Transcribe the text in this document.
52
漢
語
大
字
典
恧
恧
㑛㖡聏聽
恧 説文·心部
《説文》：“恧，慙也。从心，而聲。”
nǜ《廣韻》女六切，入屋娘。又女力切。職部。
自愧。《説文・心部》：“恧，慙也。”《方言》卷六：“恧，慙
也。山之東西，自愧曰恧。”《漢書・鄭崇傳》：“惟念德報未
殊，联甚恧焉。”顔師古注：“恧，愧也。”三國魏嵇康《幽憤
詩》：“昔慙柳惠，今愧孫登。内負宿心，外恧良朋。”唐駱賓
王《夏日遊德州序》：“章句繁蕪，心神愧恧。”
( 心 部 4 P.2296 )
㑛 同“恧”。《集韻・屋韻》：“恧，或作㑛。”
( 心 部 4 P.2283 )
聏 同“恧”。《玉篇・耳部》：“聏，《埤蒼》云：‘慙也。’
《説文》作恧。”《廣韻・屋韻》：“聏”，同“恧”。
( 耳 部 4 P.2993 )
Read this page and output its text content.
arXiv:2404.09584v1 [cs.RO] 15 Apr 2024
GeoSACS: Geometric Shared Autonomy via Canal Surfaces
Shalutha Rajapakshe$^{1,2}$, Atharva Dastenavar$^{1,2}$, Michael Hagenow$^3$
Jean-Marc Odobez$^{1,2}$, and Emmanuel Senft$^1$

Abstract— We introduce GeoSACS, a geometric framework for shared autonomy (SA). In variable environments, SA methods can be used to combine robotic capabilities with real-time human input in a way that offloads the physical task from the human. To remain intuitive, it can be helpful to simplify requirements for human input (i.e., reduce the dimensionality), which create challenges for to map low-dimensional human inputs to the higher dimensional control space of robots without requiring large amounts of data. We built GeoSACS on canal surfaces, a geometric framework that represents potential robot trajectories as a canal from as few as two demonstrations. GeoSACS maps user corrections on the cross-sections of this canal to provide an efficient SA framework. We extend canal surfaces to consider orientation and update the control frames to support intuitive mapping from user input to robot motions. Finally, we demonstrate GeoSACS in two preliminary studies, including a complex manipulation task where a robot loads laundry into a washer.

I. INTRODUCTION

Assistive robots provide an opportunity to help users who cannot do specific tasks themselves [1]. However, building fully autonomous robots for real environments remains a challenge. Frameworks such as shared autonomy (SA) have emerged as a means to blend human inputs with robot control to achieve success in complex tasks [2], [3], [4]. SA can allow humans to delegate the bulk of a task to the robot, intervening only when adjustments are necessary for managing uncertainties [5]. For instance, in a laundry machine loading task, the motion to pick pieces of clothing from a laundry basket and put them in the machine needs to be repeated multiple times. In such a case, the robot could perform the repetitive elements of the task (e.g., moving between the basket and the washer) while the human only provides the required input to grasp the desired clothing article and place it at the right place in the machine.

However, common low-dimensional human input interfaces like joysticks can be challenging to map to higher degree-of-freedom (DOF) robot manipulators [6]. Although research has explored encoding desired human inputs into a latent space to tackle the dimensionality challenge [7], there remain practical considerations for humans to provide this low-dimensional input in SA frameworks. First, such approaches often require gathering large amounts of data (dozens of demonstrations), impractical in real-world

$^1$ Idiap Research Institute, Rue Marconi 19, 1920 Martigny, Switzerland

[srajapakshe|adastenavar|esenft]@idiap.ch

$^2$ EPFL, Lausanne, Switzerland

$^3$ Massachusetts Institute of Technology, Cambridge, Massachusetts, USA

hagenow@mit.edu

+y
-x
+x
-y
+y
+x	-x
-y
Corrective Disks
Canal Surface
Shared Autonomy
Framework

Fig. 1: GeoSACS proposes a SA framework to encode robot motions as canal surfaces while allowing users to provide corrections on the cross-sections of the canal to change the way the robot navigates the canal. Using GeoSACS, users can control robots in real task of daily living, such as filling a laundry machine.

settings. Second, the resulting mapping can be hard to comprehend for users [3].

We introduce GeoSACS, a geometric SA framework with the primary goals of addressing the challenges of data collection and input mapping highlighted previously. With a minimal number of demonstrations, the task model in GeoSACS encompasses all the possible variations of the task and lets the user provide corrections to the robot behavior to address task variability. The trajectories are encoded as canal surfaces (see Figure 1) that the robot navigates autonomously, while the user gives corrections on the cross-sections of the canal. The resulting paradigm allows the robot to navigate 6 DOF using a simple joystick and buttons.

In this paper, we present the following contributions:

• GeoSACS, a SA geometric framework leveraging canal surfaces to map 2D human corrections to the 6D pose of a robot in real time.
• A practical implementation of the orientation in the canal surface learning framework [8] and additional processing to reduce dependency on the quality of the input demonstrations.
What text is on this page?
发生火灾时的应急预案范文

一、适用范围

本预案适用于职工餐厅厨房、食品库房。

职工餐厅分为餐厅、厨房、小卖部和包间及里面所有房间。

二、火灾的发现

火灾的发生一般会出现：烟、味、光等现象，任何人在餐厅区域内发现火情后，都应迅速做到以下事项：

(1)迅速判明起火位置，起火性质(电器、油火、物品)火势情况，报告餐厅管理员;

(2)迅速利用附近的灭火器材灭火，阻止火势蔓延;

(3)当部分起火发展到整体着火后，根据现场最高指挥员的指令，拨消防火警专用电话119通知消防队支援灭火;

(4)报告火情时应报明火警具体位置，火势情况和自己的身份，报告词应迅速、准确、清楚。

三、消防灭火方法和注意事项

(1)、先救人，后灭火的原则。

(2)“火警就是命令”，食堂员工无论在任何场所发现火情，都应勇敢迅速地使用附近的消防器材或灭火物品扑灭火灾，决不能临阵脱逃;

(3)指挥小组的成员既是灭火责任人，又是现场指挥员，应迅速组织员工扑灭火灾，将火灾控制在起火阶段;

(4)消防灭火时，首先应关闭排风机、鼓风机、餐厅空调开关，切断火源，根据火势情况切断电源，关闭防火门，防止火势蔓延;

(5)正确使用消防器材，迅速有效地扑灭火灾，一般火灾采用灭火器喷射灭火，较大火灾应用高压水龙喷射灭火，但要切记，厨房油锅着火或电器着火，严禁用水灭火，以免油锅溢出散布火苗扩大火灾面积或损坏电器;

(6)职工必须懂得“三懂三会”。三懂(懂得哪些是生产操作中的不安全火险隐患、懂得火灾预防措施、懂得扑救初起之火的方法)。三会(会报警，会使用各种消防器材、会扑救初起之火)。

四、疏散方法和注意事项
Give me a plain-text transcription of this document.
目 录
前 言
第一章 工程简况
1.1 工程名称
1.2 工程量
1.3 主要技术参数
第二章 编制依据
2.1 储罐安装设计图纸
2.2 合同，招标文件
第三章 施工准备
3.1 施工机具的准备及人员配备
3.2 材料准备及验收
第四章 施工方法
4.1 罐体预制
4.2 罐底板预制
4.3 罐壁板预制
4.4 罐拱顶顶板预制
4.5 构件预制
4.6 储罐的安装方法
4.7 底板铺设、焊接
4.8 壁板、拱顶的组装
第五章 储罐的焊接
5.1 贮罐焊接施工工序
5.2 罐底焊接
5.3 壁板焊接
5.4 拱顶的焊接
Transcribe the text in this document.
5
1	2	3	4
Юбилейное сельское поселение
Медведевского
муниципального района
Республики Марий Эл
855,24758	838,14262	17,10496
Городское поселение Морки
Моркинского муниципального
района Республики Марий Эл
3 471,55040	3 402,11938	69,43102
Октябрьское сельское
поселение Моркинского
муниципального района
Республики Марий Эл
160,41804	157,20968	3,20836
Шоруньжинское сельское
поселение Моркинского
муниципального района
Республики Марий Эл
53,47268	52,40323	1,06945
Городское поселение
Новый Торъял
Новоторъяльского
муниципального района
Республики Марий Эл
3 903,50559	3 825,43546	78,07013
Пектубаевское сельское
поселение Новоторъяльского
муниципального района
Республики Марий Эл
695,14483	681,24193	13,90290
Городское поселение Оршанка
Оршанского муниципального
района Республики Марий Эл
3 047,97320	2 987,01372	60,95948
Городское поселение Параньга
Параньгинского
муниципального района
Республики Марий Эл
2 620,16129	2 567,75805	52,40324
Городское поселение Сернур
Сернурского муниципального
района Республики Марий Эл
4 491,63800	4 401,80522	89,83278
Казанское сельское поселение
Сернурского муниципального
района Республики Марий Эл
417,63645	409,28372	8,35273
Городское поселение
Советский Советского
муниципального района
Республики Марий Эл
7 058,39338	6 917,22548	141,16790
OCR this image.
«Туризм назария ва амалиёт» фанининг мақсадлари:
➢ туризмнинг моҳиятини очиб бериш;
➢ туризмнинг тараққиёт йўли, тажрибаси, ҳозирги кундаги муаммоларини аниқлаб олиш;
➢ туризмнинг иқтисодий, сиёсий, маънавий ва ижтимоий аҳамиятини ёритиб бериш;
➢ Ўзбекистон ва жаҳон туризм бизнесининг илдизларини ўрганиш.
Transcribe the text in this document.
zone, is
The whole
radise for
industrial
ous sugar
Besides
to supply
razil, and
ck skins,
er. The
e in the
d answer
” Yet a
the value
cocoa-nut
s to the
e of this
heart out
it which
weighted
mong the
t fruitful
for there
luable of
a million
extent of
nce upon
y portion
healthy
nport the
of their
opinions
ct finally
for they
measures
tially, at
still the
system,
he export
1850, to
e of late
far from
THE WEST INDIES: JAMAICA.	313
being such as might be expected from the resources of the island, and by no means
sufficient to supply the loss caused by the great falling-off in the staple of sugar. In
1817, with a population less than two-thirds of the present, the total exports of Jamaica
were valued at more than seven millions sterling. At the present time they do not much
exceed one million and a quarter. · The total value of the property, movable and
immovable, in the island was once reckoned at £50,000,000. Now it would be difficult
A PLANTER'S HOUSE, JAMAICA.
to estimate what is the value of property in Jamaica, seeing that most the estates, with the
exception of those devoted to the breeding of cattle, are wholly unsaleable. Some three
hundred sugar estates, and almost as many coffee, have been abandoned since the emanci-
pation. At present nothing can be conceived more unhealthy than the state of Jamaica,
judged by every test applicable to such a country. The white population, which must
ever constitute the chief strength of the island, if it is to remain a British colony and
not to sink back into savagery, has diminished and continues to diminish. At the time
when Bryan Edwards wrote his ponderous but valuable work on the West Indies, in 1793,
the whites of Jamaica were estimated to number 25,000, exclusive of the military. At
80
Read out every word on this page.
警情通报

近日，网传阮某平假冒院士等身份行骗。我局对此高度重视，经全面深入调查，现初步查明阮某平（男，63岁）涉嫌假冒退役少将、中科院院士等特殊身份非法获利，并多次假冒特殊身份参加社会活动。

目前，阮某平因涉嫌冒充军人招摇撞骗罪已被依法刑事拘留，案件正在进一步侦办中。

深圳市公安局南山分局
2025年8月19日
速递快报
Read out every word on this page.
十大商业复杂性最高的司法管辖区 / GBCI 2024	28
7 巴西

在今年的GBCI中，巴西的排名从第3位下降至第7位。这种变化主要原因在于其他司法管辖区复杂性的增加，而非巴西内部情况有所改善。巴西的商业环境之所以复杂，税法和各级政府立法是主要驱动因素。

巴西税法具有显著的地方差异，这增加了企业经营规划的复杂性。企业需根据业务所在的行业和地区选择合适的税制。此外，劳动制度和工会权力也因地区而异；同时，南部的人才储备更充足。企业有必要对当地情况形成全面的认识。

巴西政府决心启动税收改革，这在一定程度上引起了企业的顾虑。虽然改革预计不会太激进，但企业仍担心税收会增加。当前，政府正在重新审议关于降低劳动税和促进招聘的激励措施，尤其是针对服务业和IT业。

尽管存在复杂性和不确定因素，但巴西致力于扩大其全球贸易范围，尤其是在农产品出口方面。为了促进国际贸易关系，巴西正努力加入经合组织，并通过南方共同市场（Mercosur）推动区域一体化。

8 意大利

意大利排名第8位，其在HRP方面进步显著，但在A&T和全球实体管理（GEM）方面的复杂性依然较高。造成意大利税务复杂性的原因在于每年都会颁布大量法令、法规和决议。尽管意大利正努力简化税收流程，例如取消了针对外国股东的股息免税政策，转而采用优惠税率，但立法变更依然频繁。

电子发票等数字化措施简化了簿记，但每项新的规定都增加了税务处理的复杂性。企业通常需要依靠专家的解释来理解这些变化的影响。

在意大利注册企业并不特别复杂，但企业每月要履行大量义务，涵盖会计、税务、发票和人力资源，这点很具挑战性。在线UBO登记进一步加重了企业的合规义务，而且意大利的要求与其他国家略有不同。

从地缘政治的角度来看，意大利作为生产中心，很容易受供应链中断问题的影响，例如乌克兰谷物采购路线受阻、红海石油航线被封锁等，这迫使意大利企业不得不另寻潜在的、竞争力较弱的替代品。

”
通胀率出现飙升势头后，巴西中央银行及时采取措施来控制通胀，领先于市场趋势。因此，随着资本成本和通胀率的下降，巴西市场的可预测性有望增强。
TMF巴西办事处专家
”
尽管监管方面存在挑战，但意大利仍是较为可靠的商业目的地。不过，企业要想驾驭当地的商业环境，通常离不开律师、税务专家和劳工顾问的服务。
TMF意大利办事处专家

• _Requirements_
Copy out every line from the records that has the word "practical".

• _Task solution_
However, common low-dimensional human input interfaces like joysticks can be challenging to map to higher degree-of-freedom (DOF) robot manipulators [6]. Although research has explored encoding desired human inputs into a latent space to tackle the dimensionality challenge [7], there remain practical considerations for humans to provide this low-dimensional input in SA frameworks. First, such approaches often require gathering large amounts of data (dozens of demonstrations), impractical in real-world
• A practical implementation of the orientation in the canal surface learning framework [8] and additional processing to reduce dependency on the quality of the input demonstrations.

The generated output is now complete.